▶ [Data to process]:
※ ※ ※
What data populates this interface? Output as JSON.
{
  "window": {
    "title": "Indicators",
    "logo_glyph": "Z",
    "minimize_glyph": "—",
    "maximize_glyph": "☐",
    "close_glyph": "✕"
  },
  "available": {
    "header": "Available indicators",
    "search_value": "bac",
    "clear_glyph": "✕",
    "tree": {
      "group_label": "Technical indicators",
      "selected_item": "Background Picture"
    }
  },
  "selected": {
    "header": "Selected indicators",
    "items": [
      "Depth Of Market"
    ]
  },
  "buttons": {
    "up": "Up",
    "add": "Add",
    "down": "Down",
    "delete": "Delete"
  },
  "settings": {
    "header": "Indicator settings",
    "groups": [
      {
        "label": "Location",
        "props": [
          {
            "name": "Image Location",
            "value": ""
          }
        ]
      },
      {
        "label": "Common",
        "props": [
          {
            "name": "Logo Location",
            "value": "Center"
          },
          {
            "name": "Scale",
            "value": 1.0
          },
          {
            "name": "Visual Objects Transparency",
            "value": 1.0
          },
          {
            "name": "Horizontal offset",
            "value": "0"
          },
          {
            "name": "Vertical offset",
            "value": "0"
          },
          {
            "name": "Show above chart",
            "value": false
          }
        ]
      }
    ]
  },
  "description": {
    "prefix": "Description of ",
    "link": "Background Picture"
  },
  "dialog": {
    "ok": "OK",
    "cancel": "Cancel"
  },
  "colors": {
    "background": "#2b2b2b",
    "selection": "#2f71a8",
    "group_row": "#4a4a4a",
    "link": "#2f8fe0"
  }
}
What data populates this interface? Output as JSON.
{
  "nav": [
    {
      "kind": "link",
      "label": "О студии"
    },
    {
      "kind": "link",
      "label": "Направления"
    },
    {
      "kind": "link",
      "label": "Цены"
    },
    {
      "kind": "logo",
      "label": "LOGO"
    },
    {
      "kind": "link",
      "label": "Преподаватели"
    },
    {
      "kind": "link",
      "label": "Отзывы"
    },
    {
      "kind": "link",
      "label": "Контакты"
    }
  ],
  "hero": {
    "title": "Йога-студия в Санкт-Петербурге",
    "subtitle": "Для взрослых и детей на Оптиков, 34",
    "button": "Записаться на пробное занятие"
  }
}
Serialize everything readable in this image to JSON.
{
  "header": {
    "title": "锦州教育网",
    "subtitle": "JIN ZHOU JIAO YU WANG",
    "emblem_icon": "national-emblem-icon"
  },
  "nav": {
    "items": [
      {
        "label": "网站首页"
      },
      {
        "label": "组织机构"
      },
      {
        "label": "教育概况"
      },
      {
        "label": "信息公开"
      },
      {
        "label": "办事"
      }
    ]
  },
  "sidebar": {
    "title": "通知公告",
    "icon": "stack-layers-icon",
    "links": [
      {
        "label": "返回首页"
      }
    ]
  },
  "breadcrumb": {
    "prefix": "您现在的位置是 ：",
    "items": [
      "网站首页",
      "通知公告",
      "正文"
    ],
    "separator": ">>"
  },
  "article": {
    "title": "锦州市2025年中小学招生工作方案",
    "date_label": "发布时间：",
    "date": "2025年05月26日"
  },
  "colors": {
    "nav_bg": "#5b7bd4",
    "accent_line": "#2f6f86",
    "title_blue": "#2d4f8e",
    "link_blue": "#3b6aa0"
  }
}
※ ※ ※
▶ [What the exercise asks]:
Give back each line above precisely as it stands.

▶ [Expected output]:
What data populates this interface? Output as JSON.
{
  "window": {
    "title": "Indicators",
    "logo_glyph": "Z",
    "minimize_glyph": "—",
    "maximize_glyph": "☐",
    "close_glyph": "✕"
  },
  "available": {
    "header": "Available indicators",
    "search_value": "bac",
    "clear_glyph": "✕",
    "tree": {
      "group_label": "Technical indicators",
      "selected_item": "Background Picture"
    }
  },
  "selected": {
    "header": "Selected indicators",
    "items": [
      "Depth Of Market"
    ]
  },
  "buttons": {
    "up": "Up",
    "add": "Add",
    "down": "Down",
    "delete": "Delete"
  },
  "settings": {
    "header": "Indicator settings",
    "groups": [
      {
        "label": "Location",
        "props": [
          {
            "name": "Image Location",
            "value": ""
          }
        ]
      },
      {
        "label": "Common",
        "props": [
          {
            "name": "Logo Location",
            "value": "Center"
          },
          {
            "name": "Scale",
            "value": 1.0
          },
          {
            "name": "Visual Objects Transparency",
            "value": 1.0
          },
          {
            "name": "Horizontal offset",
            "value": "0"
          },
          {
            "name": "Vertical offset",
            "value": "0"
          },
          {
            "name": "Show above chart",
            "value": false
          }
        ]
      }
    ]
  },
  "description": {
    "prefix": "Description of ",
    "link": "Background Picture"
  },
  "dialog": {
    "ok": "OK",
    "cancel": "Cancel"
  },
  "colors": {
    "background": "#2b2b2b",
    "selection": "#2f71a8",
    "group_row": "#4a4a4a",
    "link": "#2f8fe0"
  }
}
What data populates this interface? Output as JSON.
{
  "nav": [
    {
      "kind": "link",
      "label": "О студии"
    },
    {
      "kind": "link",
      "label": "Направления"
    },
    {
      "kind": "link",
      "label": "Цены"
    },
    {
      "kind": "logo",
      "label": "LOGO"
    },
    {
      "kind": "link",
      "label": "Преподаватели"
    },
    {
      "kind": "link",
      "label": "Отзывы"
    },
    {
      "kind": "link",
      "label": "Контакты"
    }
  ],
  "hero": {
    "title": "Йога-студия в Санкт-Петербурге",
    "subtitle": "Для взрослых и детей на Оптиков, 34",
    "button": "Записаться на пробное занятие"
  }
}
Serialize everything readable in this image to JSON.
{
  "header": {
    "title": "锦州教育网",
    "subtitle": "JIN ZHOU JIAO YU WANG",
    "emblem_icon": "national-emblem-icon"
  },
  "nav": {
    "items": [
      {
        "label": "网站首页"
      },
      {
        "label": "组织机构"
      },
      {
        "label": "教育概况"
      },
      {
        "label": "信息公开"
      },
      {
        "label": "办事"
      }
    ]
  },
  "sidebar": {
    "title": "通知公告",
    "icon": "stack-layers-icon",
    "links": [
      {
        "label": "返回首页"
      }
    ]
  },
  "breadcrumb": {
    "prefix": "您现在的位置是 ：",
    "items": [
      "网站首页",
      "通知公告",
      "正文"
    ],
    "separator": ">>"
  },
  "article": {
    "title": "锦州市2025年中小学招生工作方案",
    "date_label": "发布时间：",
    "date": "2025年05月26日"
  },
  "colors": {
    "nav_bg": "#5b7bd4",
    "accent_line": "#2f6f86",
    "title_blue": "#2d4f8e",
    "link_blue": "#3b6aa0"
  }
}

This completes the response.